Wherever the string "text" occurs in a line of these records, report that line.
== RECORDS FOR PROCESSING
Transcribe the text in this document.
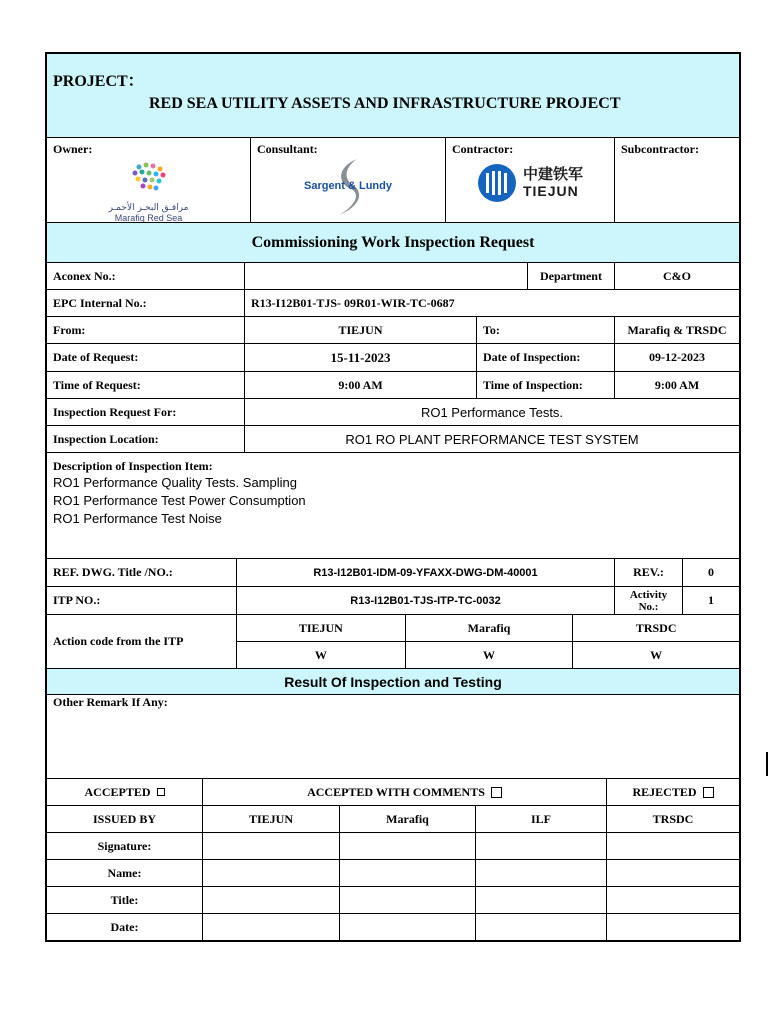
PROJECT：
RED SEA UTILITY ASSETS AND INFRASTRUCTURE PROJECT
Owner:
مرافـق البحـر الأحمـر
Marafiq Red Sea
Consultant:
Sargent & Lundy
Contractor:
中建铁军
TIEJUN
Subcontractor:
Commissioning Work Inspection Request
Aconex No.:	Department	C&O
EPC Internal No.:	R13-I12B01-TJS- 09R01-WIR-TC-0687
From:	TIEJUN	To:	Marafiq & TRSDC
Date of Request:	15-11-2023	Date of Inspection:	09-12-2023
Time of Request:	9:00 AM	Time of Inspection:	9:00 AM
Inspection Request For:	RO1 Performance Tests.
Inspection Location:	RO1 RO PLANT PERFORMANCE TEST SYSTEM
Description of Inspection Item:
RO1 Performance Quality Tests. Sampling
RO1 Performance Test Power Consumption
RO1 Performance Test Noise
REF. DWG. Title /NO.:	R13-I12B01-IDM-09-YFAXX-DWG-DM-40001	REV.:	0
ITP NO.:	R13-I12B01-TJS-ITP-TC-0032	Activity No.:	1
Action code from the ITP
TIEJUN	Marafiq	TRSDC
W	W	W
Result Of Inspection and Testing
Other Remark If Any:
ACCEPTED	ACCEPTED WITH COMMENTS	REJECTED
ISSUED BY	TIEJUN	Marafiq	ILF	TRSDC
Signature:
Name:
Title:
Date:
====
== RECORDS FOR PROCESSING
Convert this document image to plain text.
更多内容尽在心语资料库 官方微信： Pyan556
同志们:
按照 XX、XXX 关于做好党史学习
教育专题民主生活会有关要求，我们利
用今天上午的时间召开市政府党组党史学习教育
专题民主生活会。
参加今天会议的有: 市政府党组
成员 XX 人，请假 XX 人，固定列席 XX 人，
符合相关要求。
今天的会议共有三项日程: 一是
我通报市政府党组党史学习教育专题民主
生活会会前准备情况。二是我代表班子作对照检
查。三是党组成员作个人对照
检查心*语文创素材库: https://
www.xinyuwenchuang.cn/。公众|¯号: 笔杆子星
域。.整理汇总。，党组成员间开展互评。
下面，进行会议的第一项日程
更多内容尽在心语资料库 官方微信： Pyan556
====
CORRECT OUTPUT.
Transcribe the text in this document.
Convert this document image to plain text.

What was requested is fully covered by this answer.